**DATA IN THIS EXERCISE**
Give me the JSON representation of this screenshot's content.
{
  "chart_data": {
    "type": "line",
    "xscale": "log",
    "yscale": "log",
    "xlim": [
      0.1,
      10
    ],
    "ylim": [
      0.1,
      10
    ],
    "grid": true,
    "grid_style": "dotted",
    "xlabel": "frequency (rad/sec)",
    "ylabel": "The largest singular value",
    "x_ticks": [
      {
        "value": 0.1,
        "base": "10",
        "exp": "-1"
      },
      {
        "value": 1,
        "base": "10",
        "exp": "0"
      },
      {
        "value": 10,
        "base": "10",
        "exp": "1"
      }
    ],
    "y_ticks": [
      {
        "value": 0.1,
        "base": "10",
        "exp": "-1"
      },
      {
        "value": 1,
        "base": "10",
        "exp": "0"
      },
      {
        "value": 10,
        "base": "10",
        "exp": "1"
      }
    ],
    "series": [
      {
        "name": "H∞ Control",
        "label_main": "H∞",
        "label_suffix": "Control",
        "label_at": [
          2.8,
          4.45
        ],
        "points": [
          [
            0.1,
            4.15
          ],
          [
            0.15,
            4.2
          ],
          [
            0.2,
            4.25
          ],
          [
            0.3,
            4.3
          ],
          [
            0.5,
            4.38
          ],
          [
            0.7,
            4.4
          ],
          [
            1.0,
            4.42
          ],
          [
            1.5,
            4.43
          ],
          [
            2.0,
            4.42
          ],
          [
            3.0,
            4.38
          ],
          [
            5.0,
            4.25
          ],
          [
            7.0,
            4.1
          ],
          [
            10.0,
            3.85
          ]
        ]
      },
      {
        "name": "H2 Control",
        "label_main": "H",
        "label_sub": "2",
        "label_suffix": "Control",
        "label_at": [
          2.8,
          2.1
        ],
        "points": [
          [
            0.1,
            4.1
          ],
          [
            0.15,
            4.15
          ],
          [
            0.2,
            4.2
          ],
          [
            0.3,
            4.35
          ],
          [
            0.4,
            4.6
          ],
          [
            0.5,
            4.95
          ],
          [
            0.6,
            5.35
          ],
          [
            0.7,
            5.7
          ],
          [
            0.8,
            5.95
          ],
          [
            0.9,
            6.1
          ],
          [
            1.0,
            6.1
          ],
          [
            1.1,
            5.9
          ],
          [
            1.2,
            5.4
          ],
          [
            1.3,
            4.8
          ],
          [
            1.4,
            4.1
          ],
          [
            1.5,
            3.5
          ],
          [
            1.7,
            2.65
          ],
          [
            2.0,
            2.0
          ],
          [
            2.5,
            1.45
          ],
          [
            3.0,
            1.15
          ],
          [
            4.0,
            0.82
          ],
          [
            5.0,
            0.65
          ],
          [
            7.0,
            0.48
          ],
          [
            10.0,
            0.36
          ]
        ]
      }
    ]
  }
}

* * *

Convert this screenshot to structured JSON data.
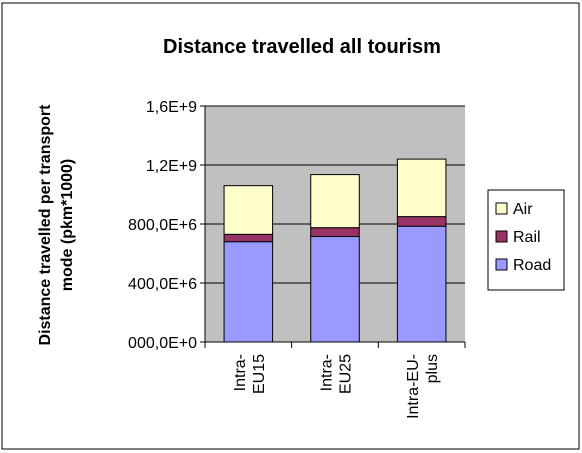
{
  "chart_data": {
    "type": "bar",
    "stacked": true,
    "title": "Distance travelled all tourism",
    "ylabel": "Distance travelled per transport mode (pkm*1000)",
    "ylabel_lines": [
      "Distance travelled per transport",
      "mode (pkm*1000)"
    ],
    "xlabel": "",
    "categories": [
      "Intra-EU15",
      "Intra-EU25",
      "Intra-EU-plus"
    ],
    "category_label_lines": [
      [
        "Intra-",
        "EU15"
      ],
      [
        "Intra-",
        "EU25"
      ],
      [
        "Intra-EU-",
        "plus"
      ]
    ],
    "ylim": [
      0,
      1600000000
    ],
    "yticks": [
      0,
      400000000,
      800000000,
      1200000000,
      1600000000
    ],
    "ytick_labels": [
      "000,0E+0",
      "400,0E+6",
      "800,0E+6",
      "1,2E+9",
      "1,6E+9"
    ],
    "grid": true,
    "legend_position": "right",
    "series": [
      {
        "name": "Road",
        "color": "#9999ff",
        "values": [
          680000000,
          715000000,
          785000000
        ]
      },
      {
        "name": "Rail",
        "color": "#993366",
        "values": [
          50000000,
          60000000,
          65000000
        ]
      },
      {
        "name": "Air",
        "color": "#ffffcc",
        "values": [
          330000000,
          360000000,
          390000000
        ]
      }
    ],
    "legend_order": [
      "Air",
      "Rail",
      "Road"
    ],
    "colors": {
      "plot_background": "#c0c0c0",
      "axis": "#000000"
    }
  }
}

...

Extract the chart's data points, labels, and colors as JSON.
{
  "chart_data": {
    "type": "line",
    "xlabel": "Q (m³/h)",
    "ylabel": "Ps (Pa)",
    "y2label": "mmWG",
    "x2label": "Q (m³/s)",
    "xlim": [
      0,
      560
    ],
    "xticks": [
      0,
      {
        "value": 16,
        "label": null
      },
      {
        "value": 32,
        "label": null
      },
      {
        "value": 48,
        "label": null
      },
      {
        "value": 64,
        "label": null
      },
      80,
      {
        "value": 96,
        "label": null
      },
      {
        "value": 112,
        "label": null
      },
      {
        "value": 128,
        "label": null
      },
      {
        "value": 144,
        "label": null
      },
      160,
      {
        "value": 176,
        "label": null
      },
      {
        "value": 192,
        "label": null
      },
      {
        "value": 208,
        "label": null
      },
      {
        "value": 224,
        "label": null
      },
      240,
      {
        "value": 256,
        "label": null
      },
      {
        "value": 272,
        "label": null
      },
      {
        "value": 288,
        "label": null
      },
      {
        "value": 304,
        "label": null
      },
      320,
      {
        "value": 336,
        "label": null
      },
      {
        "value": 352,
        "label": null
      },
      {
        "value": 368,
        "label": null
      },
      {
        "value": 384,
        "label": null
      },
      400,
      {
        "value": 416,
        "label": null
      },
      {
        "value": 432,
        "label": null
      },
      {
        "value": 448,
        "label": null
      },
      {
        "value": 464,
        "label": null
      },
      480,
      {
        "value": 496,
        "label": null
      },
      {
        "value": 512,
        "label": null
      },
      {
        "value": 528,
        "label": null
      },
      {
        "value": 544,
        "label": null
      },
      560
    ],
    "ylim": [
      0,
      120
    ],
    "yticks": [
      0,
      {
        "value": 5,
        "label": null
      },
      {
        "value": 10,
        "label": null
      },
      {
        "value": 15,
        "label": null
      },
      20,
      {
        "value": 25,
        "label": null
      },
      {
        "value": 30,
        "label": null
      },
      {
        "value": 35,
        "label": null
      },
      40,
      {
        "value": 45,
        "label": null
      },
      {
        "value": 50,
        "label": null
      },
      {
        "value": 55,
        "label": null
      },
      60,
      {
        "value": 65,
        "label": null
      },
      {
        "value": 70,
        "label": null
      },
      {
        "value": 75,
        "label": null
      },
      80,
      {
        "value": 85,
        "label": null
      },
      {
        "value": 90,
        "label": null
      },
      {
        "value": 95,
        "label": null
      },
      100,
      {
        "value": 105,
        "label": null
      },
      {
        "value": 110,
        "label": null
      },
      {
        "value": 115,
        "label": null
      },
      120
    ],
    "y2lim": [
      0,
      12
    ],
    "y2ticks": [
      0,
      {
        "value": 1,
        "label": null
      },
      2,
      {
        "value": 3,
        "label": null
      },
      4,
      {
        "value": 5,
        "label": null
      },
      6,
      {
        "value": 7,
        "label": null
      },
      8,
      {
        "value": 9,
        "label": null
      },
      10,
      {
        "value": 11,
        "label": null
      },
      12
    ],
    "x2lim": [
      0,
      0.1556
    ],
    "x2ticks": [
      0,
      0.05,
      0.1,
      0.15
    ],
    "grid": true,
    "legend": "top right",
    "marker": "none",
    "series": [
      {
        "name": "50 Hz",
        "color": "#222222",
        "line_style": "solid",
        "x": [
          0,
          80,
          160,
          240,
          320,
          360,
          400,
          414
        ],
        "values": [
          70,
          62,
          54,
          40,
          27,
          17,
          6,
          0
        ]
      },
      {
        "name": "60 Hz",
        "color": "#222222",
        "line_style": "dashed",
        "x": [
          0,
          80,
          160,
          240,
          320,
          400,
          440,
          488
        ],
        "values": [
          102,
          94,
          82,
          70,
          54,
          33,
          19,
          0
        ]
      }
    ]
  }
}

**WHAT TO WORK ON**
Return each line where "JSON" shows up.

**PROBLEM SOLUTION**
Give me the JSON representation of this screenshot's content.
Convert this screenshot to structured JSON data.
Extract the chart's data points, labels, and colors as JSON.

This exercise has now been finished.